═════ Provided data ═════

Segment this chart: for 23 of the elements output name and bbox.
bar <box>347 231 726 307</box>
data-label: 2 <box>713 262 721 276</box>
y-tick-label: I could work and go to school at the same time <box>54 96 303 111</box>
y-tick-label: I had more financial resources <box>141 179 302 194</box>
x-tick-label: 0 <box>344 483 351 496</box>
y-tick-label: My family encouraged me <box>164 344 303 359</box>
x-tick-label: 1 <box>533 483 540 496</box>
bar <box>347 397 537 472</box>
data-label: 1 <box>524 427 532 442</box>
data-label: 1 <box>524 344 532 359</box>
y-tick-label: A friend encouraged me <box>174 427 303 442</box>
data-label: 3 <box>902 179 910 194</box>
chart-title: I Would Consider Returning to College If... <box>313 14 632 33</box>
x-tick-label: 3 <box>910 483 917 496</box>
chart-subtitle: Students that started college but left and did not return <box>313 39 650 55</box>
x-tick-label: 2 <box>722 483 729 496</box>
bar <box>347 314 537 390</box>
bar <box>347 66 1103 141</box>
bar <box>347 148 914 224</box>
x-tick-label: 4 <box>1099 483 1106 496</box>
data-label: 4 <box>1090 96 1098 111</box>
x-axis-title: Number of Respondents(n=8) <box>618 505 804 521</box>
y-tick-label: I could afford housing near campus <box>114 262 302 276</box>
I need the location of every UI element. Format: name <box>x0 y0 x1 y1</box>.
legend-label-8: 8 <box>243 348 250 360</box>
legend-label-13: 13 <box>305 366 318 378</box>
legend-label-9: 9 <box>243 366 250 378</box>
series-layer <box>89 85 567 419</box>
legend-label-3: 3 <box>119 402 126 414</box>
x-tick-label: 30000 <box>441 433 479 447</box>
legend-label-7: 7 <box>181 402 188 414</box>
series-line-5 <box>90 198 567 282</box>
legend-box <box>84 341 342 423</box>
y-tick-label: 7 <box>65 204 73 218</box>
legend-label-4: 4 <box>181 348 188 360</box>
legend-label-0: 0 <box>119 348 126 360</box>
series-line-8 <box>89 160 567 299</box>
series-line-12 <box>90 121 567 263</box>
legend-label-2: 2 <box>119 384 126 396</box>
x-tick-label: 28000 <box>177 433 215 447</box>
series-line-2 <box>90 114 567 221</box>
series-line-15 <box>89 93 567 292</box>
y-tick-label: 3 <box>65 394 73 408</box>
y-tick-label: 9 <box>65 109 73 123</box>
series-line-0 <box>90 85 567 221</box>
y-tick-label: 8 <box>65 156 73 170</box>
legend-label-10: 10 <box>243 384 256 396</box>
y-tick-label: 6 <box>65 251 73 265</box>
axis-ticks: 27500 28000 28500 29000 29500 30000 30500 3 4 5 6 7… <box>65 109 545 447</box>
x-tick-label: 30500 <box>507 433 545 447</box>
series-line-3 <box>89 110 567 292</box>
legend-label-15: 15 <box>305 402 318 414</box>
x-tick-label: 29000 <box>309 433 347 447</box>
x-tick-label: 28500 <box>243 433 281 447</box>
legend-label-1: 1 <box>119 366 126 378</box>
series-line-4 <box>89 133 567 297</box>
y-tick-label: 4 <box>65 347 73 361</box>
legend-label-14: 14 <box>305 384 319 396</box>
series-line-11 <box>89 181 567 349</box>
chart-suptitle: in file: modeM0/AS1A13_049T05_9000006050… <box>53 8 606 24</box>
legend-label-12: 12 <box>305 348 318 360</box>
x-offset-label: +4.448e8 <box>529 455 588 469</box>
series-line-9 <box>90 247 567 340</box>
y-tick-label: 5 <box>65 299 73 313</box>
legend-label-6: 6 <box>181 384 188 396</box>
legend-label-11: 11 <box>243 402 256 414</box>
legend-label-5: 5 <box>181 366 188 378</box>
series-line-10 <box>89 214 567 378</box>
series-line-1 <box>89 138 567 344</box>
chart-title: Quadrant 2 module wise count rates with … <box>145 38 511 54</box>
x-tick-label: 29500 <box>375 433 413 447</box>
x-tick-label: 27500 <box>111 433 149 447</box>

═════

* **Set problem**
Revise the material from its first line through the line containing "y-tick-label: My family", replacing "financial resources" with "savings" and keeping everything else the same.

* **Answer for the task**
Segment this chart: for 23 of the elements output name and bbox.
bar <box>347 231 726 307</box>
data-label: 2 <box>713 262 721 276</box>
y-tick-label: I could work and go to school at the same time <box>54 96 303 111</box>
y-tick-label: I had more savings <box>141 179 302 194</box>
x-tick-label: 0 <box>344 483 351 496</box>
y-tick-label: My family encouraged me <box>164 344 303 359</box>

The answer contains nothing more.